TASK OBJECTIVE: Give back each entry unchanged, minus pictures.

DATA SHOWN:

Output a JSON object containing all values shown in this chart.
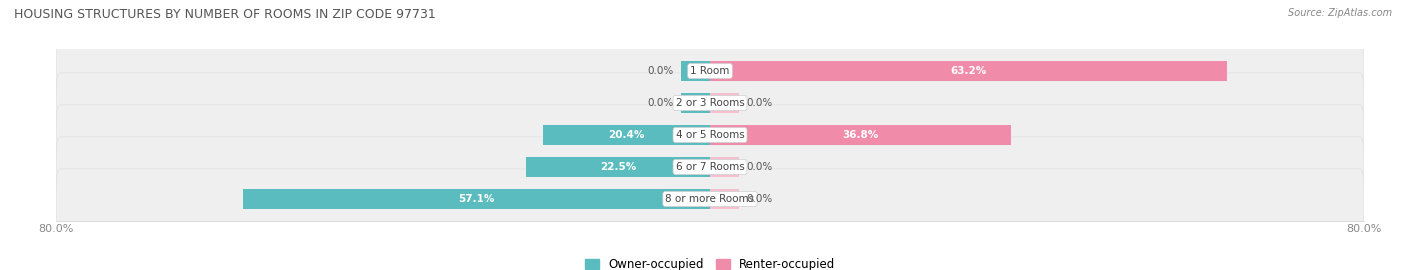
{
  "title": "HOUSING STRUCTURES BY NUMBER OF ROOMS IN ZIP CODE 97731",
  "source": "Source: ZipAtlas.com",
  "categories": [
    "1 Room",
    "2 or 3 Rooms",
    "4 or 5 Rooms",
    "6 or 7 Rooms",
    "8 or more Rooms"
  ],
  "owner_values": [
    0.0,
    0.0,
    20.4,
    22.5,
    57.1
  ],
  "renter_values": [
    63.2,
    0.0,
    36.8,
    0.0,
    0.0
  ],
  "owner_color": "#5bbcbf",
  "renter_color": "#f08caa",
  "renter_color_light": "#f7bece",
  "row_bg_color": "#efefef",
  "row_bg_border": "#e0e0e0",
  "xlim_left": -80.0,
  "xlim_right": 80.0,
  "stub_size": 3.5,
  "min_inside_label_bar": 12.0,
  "title_fontsize": 9,
  "label_fontsize": 7.5,
  "value_fontsize": 7.5,
  "tick_fontsize": 8,
  "source_fontsize": 7
}
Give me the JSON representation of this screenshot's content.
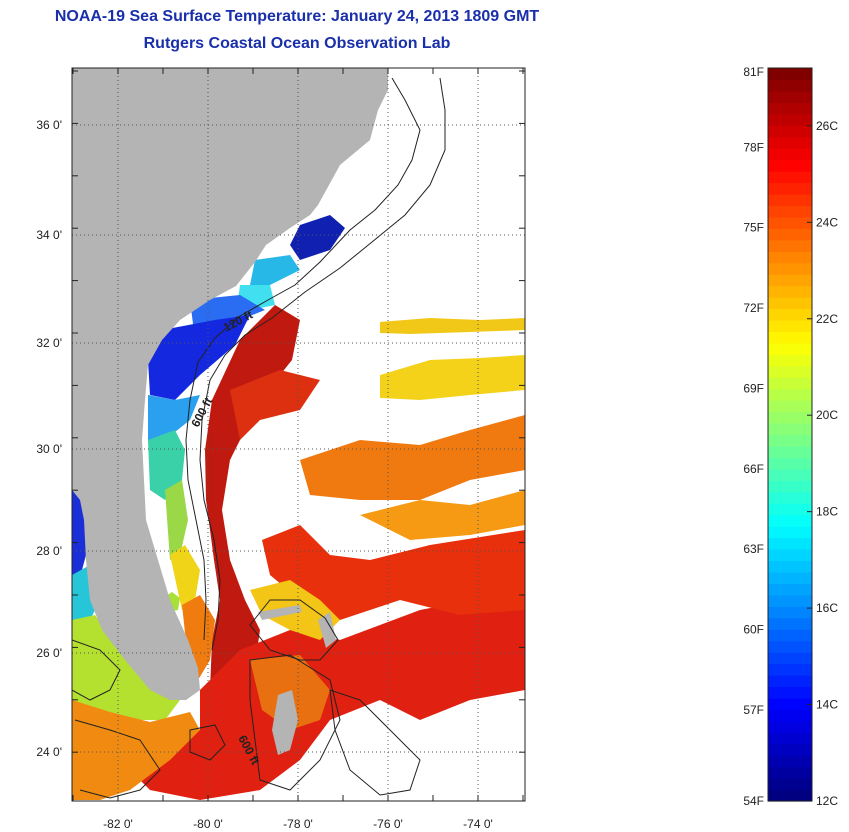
{
  "header": {
    "title": "NOAA-19 Sea Surface Temperature:  January 24, 2013 1809 GMT",
    "subtitle": "Rutgers Coastal Ocean Observation Lab"
  },
  "map": {
    "lon_range": [
      -83,
      -73
    ],
    "lat_range": [
      23,
      37
    ],
    "lat_ticks": [
      "36 0'",
      "34 0'",
      "32 0'",
      "30 0'",
      "28 0'",
      "26 0'",
      "24 0'"
    ],
    "lon_ticks": [
      "-82 0'",
      "-80 0'",
      "-78 0'",
      "-76 0'",
      "-74 0'"
    ],
    "contour_labels": [
      "120 ft",
      "600 ft",
      "600 ft"
    ],
    "land_color": "#b4b4b4",
    "grid": true
  },
  "colorbar": {
    "fahrenheit_labels": [
      "81F",
      "78F",
      "75F",
      "72F",
      "69F",
      "66F",
      "63F",
      "60F",
      "57F",
      "54F"
    ],
    "celsius_labels": [
      "26C",
      "24C",
      "22C",
      "20C",
      "18C",
      "16C",
      "14C",
      "12C"
    ],
    "range_c": [
      12,
      27.2
    ],
    "colormap": "jet"
  }
}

ANSWER FOR THIS EXERCISE:
Output a JSON object containing all values shown in this chart.
{
  "title": "HOUSING STRUCTURES BY NUMBER OF ROOMS IN ZIP CODE 97731",
  "source": "Source: ZipAtlas.com",
  "categories": [
    "1 Room",
    "2 or 3 Rooms",
    "4 or 5 Rooms",
    "6 or 7 Rooms",
    "8 or more Rooms"
  ],
  "owner_values": [
    0.0,
    0.0,
    20.4,
    22.5,
    57.1
  ],
  "renter_values": [
    63.2,
    0.0,
    36.8,
    0.0,
    0.0
  ],
  "owner_color": "#5bbcbf",
  "renter_color": "#f08caa",
  "renter_color_light": "#f7bece",
  "row_bg_color": "#efefef",
  "row_bg_border": "#e0e0e0",
  "xlim_left": -80.0,
  "xlim_right": 80.0,
  "stub_size": 3.5,
  "min_inside_label_bar": 12.0,
  "title_fontsize": 9,
  "label_fontsize": 7.5,
  "value_fontsize": 7.5,
  "tick_fontsize": 8,
  "source_fontsize": 7
}
Give me the JSON representation of this screenshot's content.
{
  "header": {
    "title": "NOAA-19 Sea Surface Temperature:  January 24, 2013 1809 GMT",
    "subtitle": "Rutgers Coastal Ocean Observation Lab"
  },
  "map": {
    "lon_range": [
      -83,
      -73
    ],
    "lat_range": [
      23,
      37
    ],
    "lat_ticks": [
      "36 0'",
      "34 0'",
      "32 0'",
      "30 0'",
      "28 0'",
      "26 0'",
      "24 0'"
    ],
    "lon_ticks": [
      "-82 0'",
      "-80 0'",
      "-78 0'",
      "-76 0'",
      "-74 0'"
    ],
    "contour_labels": [
      "120 ft",
      "600 ft",
      "600 ft"
    ],
    "land_color": "#b4b4b4",
    "grid": true
  },
  "colorbar": {
    "fahrenheit_labels": [
      "81F",
      "78F",
      "75F",
      "72F",
      "69F",
      "66F",
      "63F",
      "60F",
      "57F",
      "54F"
    ],
    "celsius_labels": [
      "26C",
      "24C",
      "22C",
      "20C",
      "18C",
      "16C",
      "14C",
      "12C"
    ],
    "range_c": [
      12,
      27.2
    ],
    "colormap": "jet"
  }
}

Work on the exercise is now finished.